--- YOUR GOAL ---
Show all lines that include the string "travail"; copy each one.

--- MATERIAL FOR THE TASK ---
============================================================
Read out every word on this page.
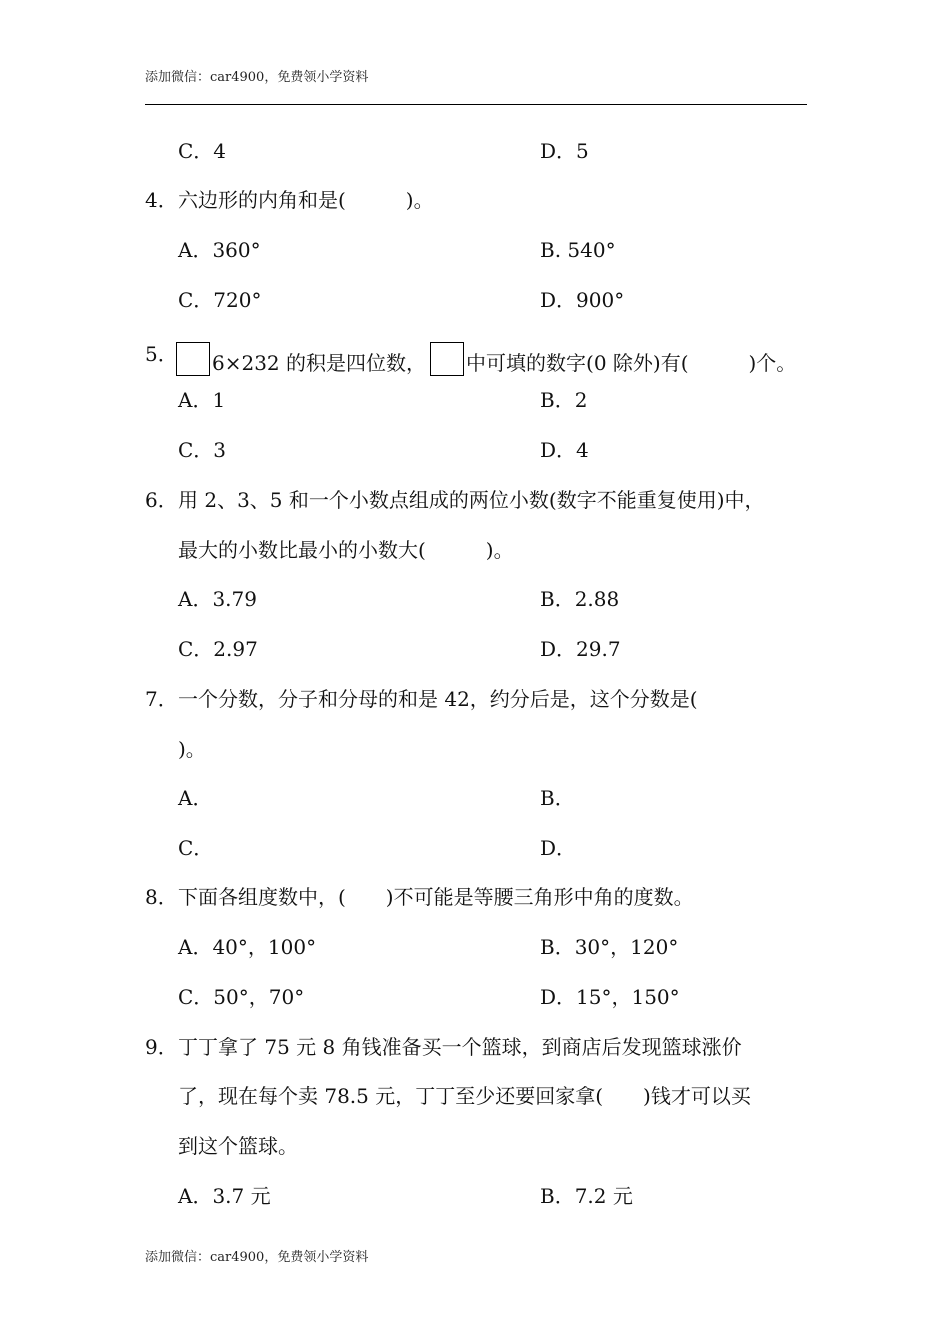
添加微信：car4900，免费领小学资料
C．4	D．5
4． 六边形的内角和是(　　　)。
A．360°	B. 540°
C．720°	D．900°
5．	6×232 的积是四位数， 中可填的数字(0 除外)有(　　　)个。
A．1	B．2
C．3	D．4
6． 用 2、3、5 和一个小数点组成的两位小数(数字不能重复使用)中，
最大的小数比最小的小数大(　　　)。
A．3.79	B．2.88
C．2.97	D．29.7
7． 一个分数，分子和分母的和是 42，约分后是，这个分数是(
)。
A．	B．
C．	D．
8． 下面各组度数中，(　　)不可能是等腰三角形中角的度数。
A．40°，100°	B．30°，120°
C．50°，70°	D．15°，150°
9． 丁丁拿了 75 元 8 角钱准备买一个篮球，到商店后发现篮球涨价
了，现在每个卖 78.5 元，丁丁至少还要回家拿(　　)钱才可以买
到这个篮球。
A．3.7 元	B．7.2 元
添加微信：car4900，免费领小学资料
============================================================
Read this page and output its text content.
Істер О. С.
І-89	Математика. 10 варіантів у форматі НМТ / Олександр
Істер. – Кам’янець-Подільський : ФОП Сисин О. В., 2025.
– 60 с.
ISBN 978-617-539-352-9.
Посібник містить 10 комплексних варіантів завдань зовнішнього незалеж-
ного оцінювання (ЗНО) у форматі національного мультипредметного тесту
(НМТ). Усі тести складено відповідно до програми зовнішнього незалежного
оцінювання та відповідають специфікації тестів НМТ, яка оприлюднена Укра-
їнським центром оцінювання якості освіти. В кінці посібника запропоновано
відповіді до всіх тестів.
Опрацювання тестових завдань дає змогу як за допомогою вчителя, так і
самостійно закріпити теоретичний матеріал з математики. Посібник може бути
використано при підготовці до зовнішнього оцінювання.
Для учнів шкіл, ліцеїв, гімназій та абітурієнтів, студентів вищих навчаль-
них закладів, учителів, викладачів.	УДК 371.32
============================================================
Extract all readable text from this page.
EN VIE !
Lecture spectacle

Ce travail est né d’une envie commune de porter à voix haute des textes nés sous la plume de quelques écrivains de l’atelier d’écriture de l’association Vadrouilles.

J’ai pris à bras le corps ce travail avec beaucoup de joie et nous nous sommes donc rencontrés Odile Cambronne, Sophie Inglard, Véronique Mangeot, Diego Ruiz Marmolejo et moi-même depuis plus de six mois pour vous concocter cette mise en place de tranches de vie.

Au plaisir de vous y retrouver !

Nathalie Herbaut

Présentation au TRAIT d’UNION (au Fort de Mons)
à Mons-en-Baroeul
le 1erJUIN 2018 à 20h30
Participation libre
============================================================
--- ANSWER FOR THIS EXERCISE ---
Ce travail est né d’une envie commune de porter à voix haute des textes nés sous la plume de quelques écrivains de l’atelier d’écriture de l’association Vadrouilles.
J’ai pris à bras le corps ce travail avec beaucoup de joie et nous nous sommes donc rencontrés Odile Cambronne, Sophie Inglard, Véronique Mangeot, Diego Ruiz Marmolejo et moi-même depuis plus de six mois pour vous concocter cette mise en place de tranches de vie.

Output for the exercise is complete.